DIRECTIONS FOR THIS TASK: Filter these entries so that only lines with the word "Confirm" remain.

PROVIDED INFORMATION:
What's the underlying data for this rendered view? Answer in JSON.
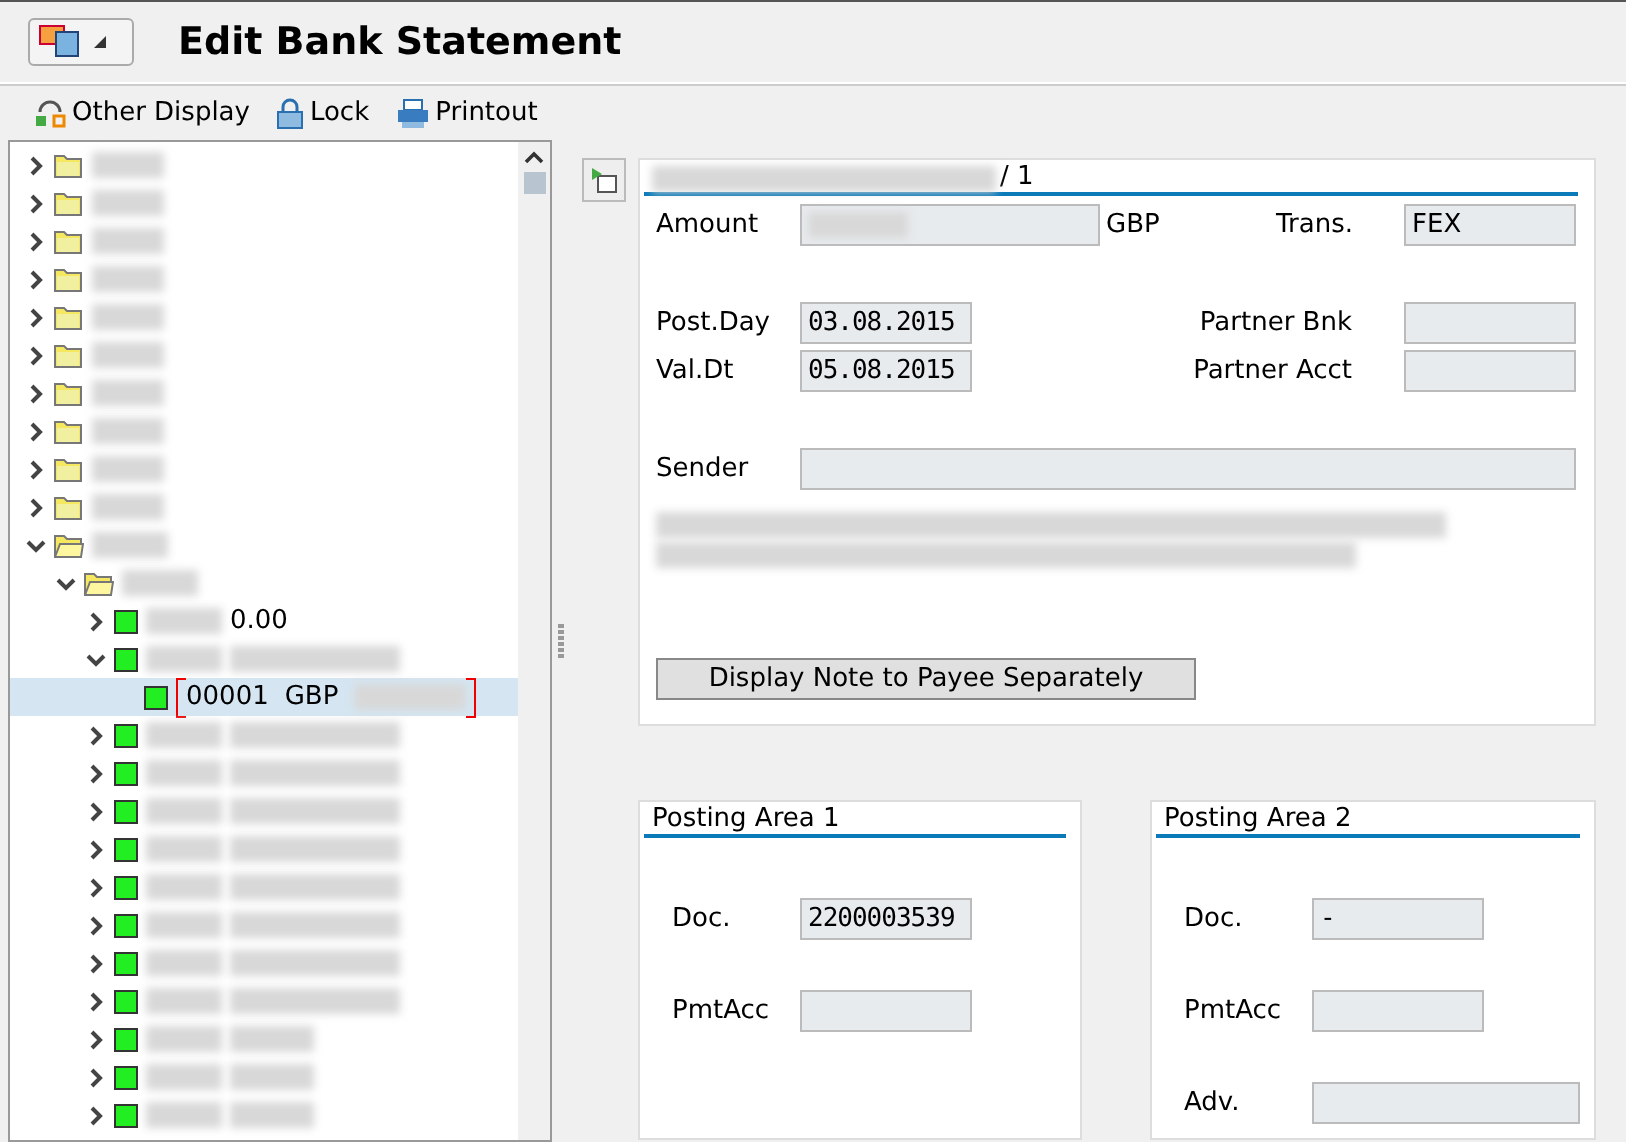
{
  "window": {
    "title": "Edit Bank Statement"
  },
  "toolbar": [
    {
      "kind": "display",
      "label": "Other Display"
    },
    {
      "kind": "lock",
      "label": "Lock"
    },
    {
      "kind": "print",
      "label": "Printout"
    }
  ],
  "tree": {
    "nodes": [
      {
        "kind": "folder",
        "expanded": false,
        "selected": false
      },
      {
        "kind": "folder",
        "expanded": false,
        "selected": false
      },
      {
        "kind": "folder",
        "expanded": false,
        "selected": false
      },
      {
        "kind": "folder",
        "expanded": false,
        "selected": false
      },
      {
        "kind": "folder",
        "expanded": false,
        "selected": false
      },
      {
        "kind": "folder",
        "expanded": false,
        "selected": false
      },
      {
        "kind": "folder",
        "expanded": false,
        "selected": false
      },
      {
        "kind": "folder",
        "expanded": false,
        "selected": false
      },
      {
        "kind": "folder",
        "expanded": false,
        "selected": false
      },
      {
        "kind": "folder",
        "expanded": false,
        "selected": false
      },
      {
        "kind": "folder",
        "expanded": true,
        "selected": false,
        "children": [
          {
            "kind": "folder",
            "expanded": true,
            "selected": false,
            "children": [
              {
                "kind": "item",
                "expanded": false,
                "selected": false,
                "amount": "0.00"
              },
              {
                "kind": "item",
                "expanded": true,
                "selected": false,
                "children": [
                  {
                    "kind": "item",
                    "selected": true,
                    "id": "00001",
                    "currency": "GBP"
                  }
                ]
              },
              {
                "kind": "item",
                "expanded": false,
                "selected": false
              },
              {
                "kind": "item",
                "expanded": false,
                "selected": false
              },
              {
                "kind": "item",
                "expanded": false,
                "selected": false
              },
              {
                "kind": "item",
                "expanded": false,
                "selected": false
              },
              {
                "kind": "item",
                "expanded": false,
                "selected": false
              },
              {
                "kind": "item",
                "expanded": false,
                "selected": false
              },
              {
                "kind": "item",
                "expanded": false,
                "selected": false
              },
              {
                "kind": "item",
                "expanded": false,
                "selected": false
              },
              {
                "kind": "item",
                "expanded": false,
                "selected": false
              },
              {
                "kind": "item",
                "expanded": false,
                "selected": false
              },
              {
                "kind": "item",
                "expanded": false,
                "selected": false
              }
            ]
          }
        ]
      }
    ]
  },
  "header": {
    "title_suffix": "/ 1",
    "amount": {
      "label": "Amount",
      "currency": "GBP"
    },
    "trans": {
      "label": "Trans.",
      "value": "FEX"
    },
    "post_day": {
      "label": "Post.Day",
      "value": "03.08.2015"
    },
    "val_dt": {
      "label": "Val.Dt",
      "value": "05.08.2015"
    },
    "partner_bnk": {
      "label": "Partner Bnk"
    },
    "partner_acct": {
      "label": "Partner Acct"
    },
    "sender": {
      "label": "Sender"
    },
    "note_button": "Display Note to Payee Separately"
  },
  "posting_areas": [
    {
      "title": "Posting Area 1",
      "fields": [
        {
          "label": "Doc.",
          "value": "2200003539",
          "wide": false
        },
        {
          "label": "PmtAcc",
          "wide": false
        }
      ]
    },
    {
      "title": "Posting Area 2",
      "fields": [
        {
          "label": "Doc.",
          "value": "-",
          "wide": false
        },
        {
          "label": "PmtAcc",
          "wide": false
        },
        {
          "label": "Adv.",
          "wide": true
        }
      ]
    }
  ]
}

--

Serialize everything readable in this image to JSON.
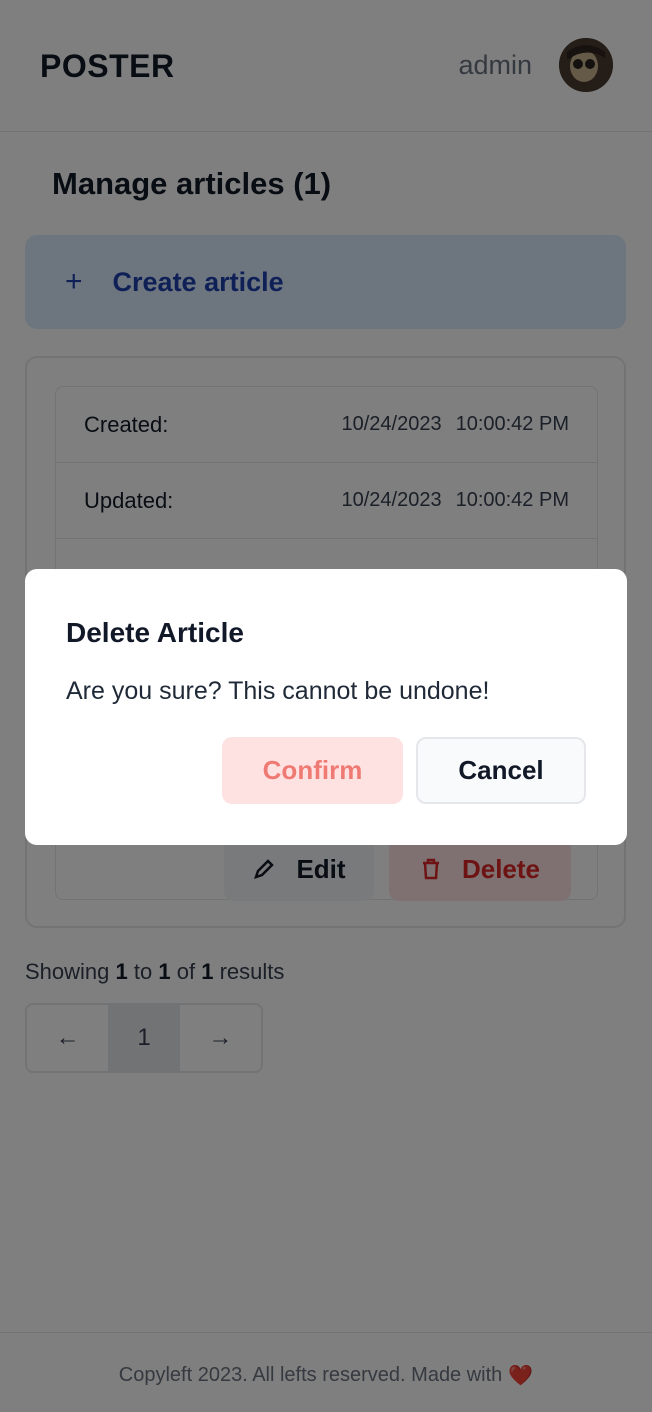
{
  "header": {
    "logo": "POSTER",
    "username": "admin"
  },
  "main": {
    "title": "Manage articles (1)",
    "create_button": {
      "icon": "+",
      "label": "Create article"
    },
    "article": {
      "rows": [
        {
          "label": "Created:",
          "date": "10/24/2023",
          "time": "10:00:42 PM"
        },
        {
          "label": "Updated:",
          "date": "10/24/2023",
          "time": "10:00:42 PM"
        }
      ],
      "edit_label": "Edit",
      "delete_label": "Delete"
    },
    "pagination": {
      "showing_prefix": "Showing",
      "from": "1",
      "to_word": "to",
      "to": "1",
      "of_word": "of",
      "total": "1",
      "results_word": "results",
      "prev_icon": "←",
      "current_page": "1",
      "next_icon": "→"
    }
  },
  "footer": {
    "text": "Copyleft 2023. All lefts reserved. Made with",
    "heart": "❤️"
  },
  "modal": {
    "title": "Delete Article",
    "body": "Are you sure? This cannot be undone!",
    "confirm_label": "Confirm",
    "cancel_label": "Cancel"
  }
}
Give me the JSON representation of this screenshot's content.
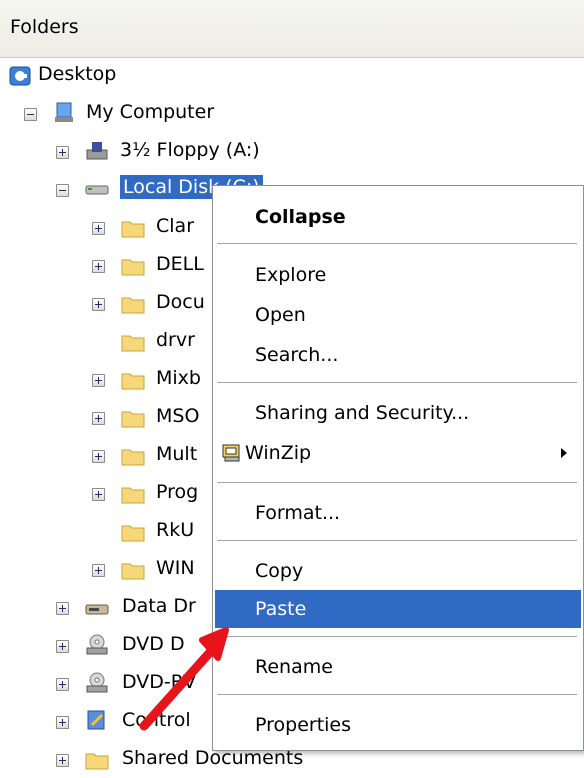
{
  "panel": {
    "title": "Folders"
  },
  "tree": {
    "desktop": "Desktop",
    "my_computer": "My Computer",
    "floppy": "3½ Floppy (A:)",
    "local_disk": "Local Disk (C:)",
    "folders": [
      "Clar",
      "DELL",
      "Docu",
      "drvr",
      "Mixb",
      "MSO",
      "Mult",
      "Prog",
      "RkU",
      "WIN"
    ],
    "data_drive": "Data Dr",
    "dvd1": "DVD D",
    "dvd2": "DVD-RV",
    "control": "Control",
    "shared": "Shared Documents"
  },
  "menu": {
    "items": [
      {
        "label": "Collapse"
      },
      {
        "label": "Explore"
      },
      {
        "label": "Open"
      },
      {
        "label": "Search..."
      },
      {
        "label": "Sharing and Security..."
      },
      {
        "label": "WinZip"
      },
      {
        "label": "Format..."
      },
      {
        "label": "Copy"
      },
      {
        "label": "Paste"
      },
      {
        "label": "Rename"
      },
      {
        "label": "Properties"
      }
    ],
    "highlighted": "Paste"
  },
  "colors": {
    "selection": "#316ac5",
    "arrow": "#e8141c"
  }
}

==

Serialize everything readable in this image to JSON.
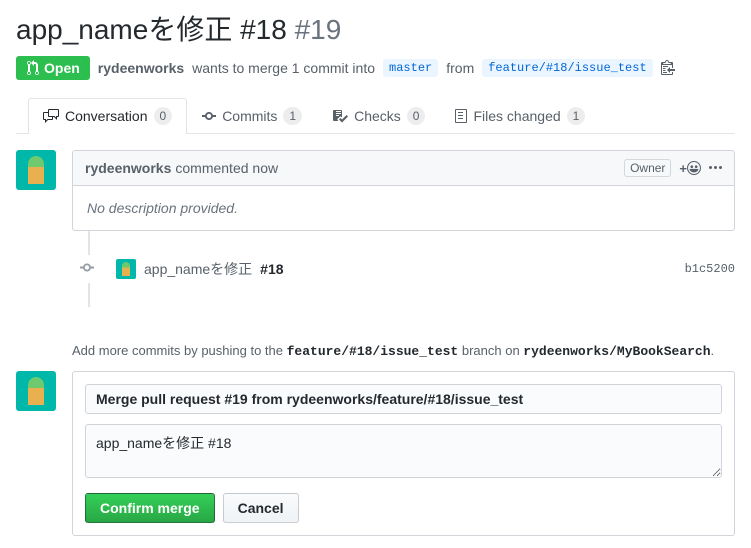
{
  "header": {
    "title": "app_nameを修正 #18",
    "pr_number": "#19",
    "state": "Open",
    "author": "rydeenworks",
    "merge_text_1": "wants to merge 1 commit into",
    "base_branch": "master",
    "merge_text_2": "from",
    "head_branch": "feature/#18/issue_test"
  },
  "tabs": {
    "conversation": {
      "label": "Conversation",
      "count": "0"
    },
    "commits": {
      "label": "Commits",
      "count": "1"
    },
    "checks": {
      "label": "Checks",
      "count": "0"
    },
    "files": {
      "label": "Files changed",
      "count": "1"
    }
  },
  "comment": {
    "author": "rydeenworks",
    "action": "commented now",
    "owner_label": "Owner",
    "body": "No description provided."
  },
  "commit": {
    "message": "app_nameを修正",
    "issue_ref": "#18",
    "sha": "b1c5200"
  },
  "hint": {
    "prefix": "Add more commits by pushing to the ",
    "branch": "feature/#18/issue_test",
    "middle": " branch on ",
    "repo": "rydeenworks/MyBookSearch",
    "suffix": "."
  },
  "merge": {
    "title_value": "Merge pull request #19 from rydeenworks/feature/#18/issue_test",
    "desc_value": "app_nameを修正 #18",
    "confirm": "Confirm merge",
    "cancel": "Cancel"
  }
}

SOLUTION:
    "confirm_label": "Confirm",
    "confirm": "Confirm merge",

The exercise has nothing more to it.